BRIEF: Repeat each entry in full, exactly.

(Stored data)
━━━━━━

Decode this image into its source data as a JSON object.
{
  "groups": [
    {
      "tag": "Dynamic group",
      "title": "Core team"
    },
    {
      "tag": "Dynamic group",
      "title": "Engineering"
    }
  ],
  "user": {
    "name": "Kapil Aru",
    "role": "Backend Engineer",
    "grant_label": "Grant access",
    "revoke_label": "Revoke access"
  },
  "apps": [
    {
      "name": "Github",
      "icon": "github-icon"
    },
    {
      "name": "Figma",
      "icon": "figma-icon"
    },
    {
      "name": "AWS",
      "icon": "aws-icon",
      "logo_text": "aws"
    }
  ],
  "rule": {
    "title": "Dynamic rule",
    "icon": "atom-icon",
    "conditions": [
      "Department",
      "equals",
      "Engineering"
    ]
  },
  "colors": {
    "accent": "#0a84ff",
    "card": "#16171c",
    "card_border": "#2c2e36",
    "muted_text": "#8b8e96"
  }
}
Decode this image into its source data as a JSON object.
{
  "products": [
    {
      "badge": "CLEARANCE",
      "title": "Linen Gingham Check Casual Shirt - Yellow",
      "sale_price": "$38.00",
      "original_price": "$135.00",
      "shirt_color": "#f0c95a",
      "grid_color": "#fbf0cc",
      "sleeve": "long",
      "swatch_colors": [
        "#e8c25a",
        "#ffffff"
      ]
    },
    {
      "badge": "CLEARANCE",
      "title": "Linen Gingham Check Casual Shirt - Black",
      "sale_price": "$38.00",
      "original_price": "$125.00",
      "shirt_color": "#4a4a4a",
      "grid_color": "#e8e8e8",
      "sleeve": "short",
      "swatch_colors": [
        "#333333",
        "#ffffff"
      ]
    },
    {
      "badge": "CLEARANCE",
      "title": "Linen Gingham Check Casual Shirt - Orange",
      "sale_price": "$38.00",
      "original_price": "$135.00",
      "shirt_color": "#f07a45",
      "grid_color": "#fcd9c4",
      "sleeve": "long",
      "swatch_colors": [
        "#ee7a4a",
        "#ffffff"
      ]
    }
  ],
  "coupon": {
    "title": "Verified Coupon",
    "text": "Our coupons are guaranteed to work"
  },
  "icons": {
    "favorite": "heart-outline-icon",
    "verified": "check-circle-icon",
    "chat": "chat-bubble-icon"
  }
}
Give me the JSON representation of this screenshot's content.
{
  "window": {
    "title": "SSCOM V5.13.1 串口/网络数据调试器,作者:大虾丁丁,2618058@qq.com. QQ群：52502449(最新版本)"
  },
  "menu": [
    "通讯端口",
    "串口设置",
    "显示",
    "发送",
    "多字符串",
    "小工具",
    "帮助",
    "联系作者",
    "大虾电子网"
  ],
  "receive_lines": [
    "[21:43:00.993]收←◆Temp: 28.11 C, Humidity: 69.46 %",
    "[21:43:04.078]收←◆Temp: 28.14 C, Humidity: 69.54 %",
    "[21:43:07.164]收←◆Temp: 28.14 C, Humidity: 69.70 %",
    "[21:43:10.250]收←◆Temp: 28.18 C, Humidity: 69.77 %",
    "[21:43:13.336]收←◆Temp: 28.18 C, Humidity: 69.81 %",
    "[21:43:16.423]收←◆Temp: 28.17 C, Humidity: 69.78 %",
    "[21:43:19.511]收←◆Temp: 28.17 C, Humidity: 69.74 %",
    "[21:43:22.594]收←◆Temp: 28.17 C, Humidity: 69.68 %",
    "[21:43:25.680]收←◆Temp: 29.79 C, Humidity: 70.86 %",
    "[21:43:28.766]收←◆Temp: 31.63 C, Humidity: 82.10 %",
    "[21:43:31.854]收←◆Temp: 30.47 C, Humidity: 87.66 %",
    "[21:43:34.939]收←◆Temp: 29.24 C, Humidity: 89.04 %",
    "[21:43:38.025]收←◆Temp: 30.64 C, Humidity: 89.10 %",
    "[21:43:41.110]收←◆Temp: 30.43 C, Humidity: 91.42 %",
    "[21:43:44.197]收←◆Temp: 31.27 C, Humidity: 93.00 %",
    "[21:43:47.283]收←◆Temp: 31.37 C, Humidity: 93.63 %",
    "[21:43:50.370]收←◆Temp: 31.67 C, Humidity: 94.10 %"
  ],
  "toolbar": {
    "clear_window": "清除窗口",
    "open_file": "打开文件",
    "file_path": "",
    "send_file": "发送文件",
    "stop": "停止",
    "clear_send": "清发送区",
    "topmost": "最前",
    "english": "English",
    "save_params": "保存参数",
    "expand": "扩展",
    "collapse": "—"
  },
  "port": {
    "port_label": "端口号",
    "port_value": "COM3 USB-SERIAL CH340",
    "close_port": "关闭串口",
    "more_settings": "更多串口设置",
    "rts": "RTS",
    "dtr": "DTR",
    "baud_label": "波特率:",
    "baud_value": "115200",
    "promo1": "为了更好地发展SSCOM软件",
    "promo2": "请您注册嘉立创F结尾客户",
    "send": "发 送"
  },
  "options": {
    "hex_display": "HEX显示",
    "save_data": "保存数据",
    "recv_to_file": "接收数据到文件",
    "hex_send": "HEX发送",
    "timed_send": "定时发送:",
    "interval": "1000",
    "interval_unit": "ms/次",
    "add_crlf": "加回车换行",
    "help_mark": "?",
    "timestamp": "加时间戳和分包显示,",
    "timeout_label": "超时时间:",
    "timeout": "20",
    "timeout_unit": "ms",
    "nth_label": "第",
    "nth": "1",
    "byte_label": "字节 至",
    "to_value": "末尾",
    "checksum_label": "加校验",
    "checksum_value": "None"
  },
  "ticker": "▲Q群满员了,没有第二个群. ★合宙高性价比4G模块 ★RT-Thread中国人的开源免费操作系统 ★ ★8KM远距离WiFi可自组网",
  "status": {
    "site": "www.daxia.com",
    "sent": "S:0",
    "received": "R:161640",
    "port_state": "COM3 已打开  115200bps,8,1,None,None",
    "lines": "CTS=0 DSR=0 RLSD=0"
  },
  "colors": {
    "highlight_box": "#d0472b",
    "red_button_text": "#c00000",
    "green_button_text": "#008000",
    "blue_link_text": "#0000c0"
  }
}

━━━━━━

OUTPUT BELOW:
Decode this image into its source data as a JSON object.
{
  "groups": [
    {
      "tag": "Dynamic group",
      "title": "Core team"
    },
    {
      "tag": "Dynamic group",
      "title": "Engineering"
    }
  ],
  "user": {
    "name": "Kapil Aru",
    "role": "Backend Engineer",
    "grant_label": "Grant access",
    "revoke_label": "Revoke access"
  },
  "apps": [
    {
      "name": "Github",
      "icon": "github-icon"
    },
    {
      "name": "Figma",
      "icon": "figma-icon"
    },
    {
      "name": "AWS",
      "icon": "aws-icon",
      "logo_text": "aws"
    }
  ],
  "rule": {
    "title": "Dynamic rule",
    "icon": "atom-icon",
    "conditions": [
      "Department",
      "equals",
      "Engineering"
    ]
  },
  "colors": {
    "accent": "#0a84ff",
    "card": "#16171c",
    "card_border": "#2c2e36",
    "muted_text": "#8b8e96"
  }
}
Decode this image into its source data as a JSON object.
{
  "products": [
    {
      "badge": "CLEARANCE",
      "title": "Linen Gingham Check Casual Shirt - Yellow",
      "sale_price": "$38.00",
      "original_price": "$135.00",
      "shirt_color": "#f0c95a",
      "grid_color": "#fbf0cc",
      "sleeve": "long",
      "swatch_colors": [
        "#e8c25a",
        "#ffffff"
      ]
    },
    {
      "badge": "CLEARANCE",
      "title": "Linen Gingham Check Casual Shirt - Black",
      "sale_price": "$38.00",
      "original_price": "$125.00",
      "shirt_color": "#4a4a4a",
      "grid_color": "#e8e8e8",
      "sleeve": "short",
      "swatch_colors": [
        "#333333",
        "#ffffff"
      ]
    },
    {
      "badge": "CLEARANCE",
      "title": "Linen Gingham Check Casual Shirt - Orange",
      "sale_price": "$38.00",
      "original_price": "$135.00",
      "shirt_color": "#f07a45",
      "grid_color": "#fcd9c4",
      "sleeve": "long",
      "swatch_colors": [
        "#ee7a4a",
        "#ffffff"
      ]
    }
  ],
  "coupon": {
    "title": "Verified Coupon",
    "text": "Our coupons are guaranteed to work"
  },
  "icons": {
    "favorite": "heart-outline-icon",
    "verified": "check-circle-icon",
    "chat": "chat-bubble-icon"
  }
}
Give me the JSON representation of this screenshot's content.
{
  "window": {
    "title": "SSCOM V5.13.1 串口/网络数据调试器,作者:大虾丁丁,2618058@qq.com. QQ群：52502449(最新版本)"
  },
  "menu": [
    "通讯端口",
    "串口设置",
    "显示",
    "发送",
    "多字符串",
    "小工具",
    "帮助",
    "联系作者",
    "大虾电子网"
  ],
  "receive_lines": [
    "[21:43:00.993]收←◆Temp: 28.11 C, Humidity: 69.46 %",
    "[21:43:04.078]收←◆Temp: 28.14 C, Humidity: 69.54 %",
    "[21:43:07.164]收←◆Temp: 28.14 C, Humidity: 69.70 %",
    "[21:43:10.250]收←◆Temp: 28.18 C, Humidity: 69.77 %",
    "[21:43:13.336]收←◆Temp: 28.18 C, Humidity: 69.81 %",
    "[21:43:16.423]收←◆Temp: 28.17 C, Humidity: 69.78 %",
    "[21:43:19.511]收←◆Temp: 28.17 C, Humidity: 69.74 %",
    "[21:43:22.594]收←◆Temp: 28.17 C, Humidity: 69.68 %",
    "[21:43:25.680]收←◆Temp: 29.79 C, Humidity: 70.86 %",
    "[21:43:28.766]收←◆Temp: 31.63 C, Humidity: 82.10 %",
    "[21:43:31.854]收←◆Temp: 30.47 C, Humidity: 87.66 %",
    "[21:43:34.939]收←◆Temp: 29.24 C, Humidity: 89.04 %",
    "[21:43:38.025]收←◆Temp: 30.64 C, Humidity: 89.10 %",
    "[21:43:41.110]收←◆Temp: 30.43 C, Humidity: 91.42 %",
    "[21:43:44.197]收←◆Temp: 31.27 C, Humidity: 93.00 %",
    "[21:43:47.283]收←◆Temp: 31.37 C, Humidity: 93.63 %",
    "[21:43:50.370]收←◆Temp: 31.67 C, Humidity: 94.10 %"
  ],
  "toolbar": {
    "clear_window": "清除窗口",
    "open_file": "打开文件",
    "file_path": "",
    "send_file": "发送文件",
    "stop": "停止",
    "clear_send": "清发送区",
    "topmost": "最前",
    "english": "English",
    "save_params": "保存参数",
    "expand": "扩展",
    "collapse": "—"
  },
  "port": {
    "port_label": "端口号",
    "port_value": "COM3 USB-SERIAL CH340",
    "close_port": "关闭串口",
    "more_settings": "更多串口设置",
    "rts": "RTS",
    "dtr": "DTR",
    "baud_label": "波特率:",
    "baud_value": "115200",
    "promo1": "为了更好地发展SSCOM软件",
    "promo2": "请您注册嘉立创F结尾客户",
    "send": "发 送"
  },
  "options": {
    "hex_display": "HEX显示",
    "save_data": "保存数据",
    "recv_to_file": "接收数据到文件",
    "hex_send": "HEX发送",
    "timed_send": "定时发送:",
    "interval": "1000",
    "interval_unit": "ms/次",
    "add_crlf": "加回车换行",
    "help_mark": "?",
    "timestamp": "加时间戳和分包显示,",
    "timeout_label": "超时时间:",
    "timeout": "20",
    "timeout_unit": "ms",
    "nth_label": "第",
    "nth": "1",
    "byte_label": "字节 至",
    "to_value": "末尾",
    "checksum_label": "加校验",
    "checksum_value": "None"
  },
  "ticker": "▲Q群满员了,没有第二个群. ★合宙高性价比4G模块 ★RT-Thread中国人的开源免费操作系统 ★ ★8KM远距离WiFi可自组网",
  "status": {
    "site": "www.daxia.com",
    "sent": "S:0",
    "received": "R:161640",
    "port_state": "COM3 已打开  115200bps,8,1,None,None",
    "lines": "CTS=0 DSR=0 RLSD=0"
  },
  "colors": {
    "highlight_box": "#d0472b",
    "red_button_text": "#c00000",
    "green_button_text": "#008000",
    "blue_link_text": "#0000c0"
  }
}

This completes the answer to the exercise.